## Task objective:
Pull out every line below containing the word "with".

* * *

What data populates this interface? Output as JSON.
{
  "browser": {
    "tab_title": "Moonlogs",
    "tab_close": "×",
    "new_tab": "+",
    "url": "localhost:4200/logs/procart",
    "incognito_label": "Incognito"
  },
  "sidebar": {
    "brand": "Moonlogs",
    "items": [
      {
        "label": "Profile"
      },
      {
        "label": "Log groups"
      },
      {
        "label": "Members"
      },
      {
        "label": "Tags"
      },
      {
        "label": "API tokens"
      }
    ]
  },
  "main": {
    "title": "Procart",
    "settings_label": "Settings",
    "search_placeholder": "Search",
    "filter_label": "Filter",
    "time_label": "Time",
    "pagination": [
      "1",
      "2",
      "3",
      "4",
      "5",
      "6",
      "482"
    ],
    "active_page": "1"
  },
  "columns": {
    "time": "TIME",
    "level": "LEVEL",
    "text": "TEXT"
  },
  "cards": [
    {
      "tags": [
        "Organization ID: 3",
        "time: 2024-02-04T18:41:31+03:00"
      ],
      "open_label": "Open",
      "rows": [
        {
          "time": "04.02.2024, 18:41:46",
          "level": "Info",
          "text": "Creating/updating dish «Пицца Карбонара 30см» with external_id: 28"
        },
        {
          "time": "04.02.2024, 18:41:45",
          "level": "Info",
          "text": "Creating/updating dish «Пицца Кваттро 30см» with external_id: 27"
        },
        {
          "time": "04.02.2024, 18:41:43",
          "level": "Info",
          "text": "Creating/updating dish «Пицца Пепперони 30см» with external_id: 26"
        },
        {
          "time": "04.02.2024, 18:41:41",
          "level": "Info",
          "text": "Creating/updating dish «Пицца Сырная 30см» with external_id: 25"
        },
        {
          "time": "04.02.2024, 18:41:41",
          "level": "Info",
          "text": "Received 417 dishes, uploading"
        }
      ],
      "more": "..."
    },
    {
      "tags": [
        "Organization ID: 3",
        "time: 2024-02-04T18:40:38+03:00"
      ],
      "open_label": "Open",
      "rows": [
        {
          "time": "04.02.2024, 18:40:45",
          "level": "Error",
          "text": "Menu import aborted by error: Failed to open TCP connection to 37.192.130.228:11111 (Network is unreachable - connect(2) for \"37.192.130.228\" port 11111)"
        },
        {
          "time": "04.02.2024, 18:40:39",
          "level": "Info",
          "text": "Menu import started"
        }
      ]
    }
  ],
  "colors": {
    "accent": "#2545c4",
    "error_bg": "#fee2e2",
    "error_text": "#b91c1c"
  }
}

* * *

## Written answer:
          "text": "Creating/updating dish «Пицца Карбонара 30см» with external_id: 28"
          "text": "Creating/updating dish «Пицца Кваттро 30см» with external_id: 27"
          "text": "Creating/updating dish «Пицца Пепперони 30см» with external_id: 26"
          "text": "Creating/updating dish «Пицца Сырная 30см» with external_id: 25"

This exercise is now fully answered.